## START

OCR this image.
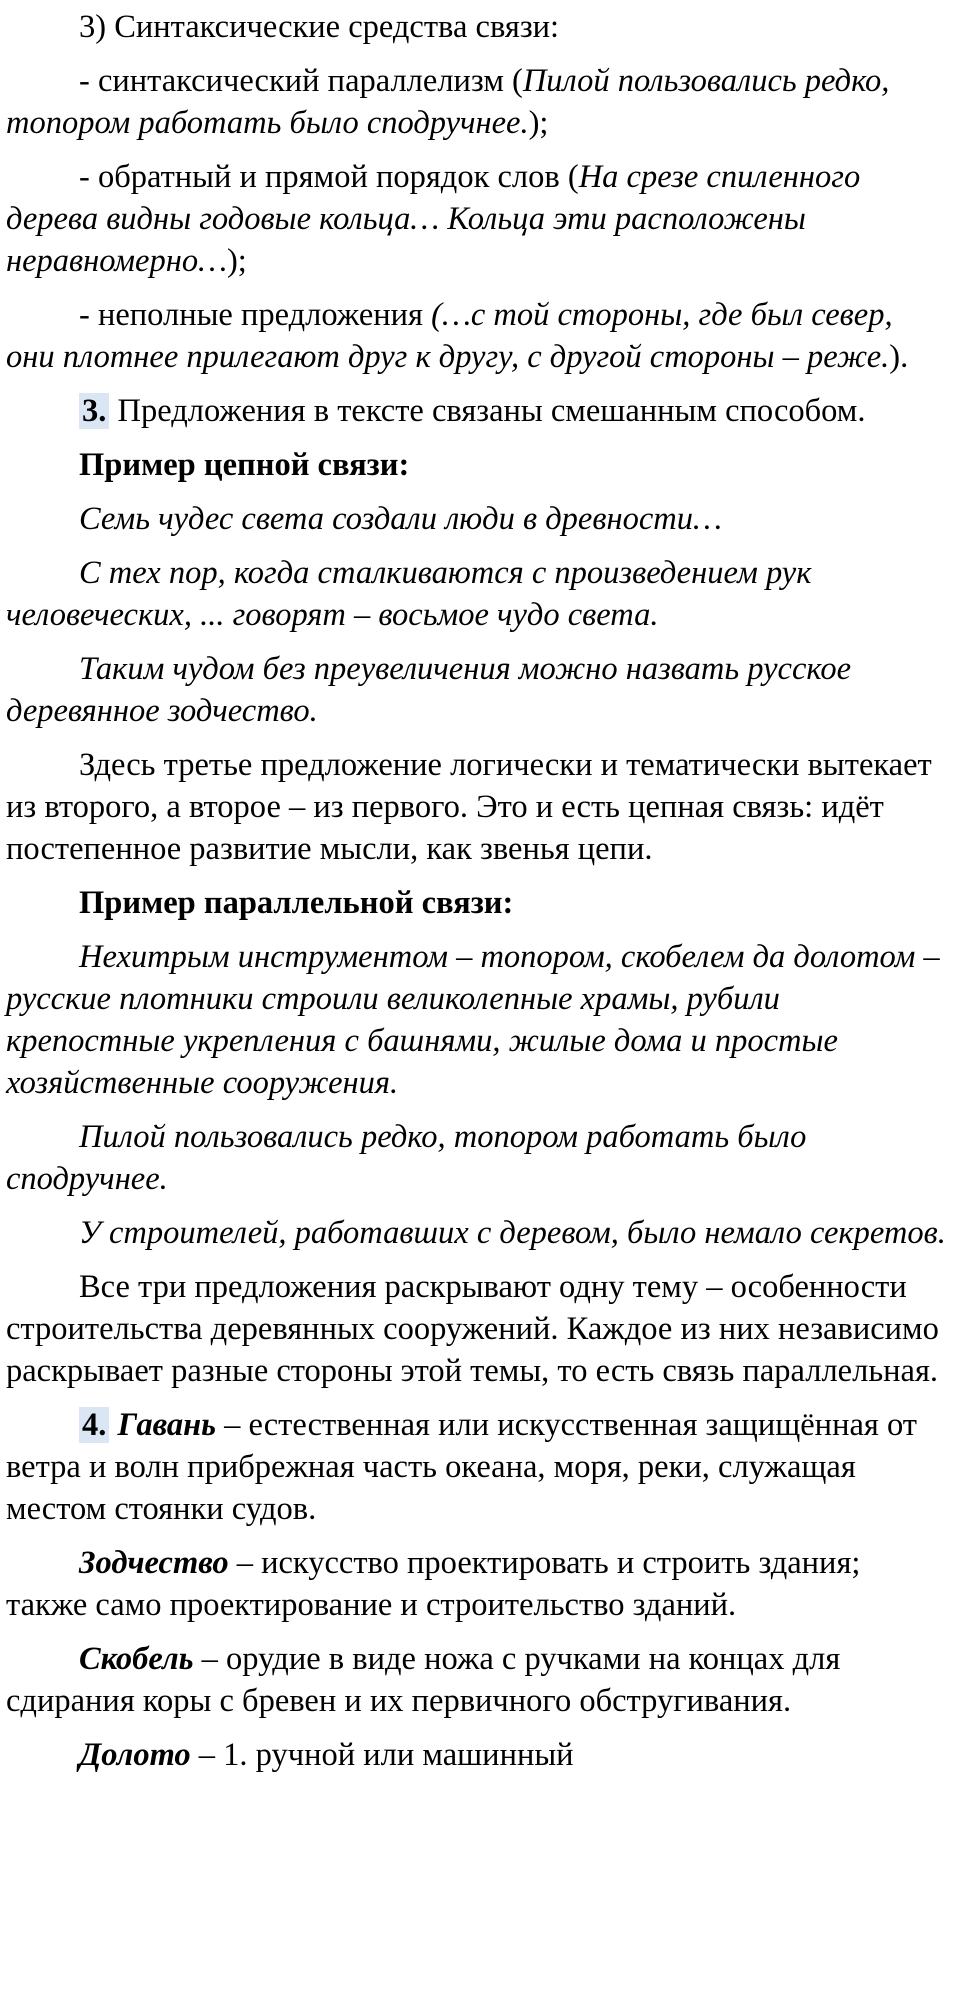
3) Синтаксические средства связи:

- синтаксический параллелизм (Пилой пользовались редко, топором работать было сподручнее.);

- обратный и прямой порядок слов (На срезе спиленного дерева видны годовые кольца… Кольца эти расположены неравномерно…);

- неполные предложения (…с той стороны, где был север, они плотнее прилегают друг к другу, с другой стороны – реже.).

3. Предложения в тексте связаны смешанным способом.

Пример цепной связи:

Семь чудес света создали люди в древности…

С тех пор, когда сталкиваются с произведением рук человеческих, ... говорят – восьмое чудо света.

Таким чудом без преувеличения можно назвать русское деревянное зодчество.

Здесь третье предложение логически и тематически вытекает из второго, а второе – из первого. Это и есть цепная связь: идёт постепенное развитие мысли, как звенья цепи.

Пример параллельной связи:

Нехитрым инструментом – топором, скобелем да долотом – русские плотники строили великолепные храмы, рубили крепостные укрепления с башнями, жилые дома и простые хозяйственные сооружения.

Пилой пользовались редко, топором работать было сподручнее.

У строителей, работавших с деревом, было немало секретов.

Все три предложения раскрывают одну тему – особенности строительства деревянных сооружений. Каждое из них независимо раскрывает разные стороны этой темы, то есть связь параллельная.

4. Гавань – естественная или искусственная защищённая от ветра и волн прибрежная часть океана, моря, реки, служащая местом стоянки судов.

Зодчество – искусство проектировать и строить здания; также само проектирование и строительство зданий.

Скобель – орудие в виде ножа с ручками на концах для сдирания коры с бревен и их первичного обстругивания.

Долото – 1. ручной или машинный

## END

- **What the task asks**:
Quote the data exactly, leaving every image out of the copy.

- **Task output**:
OCR this image.
3) Синтаксические средства связи:

- синтаксический параллелизм (Пилой пользовались редко, топором работать было сподручнее.);

- обратный и прямой порядок слов (На срезе спиленного дерева видны годовые кольца… Кольца эти расположены неравномерно…);

- неполные предложения (…с той стороны, где был север, они плотнее прилегают друг к другу, с другой стороны – реже.).

3. Предложения в тексте связаны смешанным способом.

Пример цепной связи:

Семь чудес света создали люди в древности…

С тех пор, когда сталкиваются с произведением рук человеческих, ... говорят – восьмое чудо света.

Таким чудом без преувеличения можно назвать русское деревянное зодчество.

Здесь третье предложение логически и тематически вытекает из второго, а второе – из первого. Это и есть цепная связь: идёт постепенное развитие мысли, как звенья цепи.

Пример параллельной связи:

Нехитрым инструментом – топором, скобелем да долотом – русские плотники строили великолепные храмы, рубили крепостные укрепления с башнями, жилые дома и простые хозяйственные сооружения.

Пилой пользовались редко, топором работать было сподручнее.

У строителей, работавших с деревом, было немало секретов.

Все три предложения раскрывают одну тему – особенности строительства деревянных сооружений. Каждое из них независимо раскрывает разные стороны этой темы, то есть связь параллельная.

4. Гавань – естественная или искусственная защищённая от ветра и волн прибрежная часть океана, моря, реки, служащая местом стоянки судов.

Зодчество – искусство проектировать и строить здания; также само проектирование и строительство зданий.

Скобель – орудие в виде ножа с ручками на концах для сдирания коры с бревен и их первичного обстругивания.

Долото – 1. ручной или машинный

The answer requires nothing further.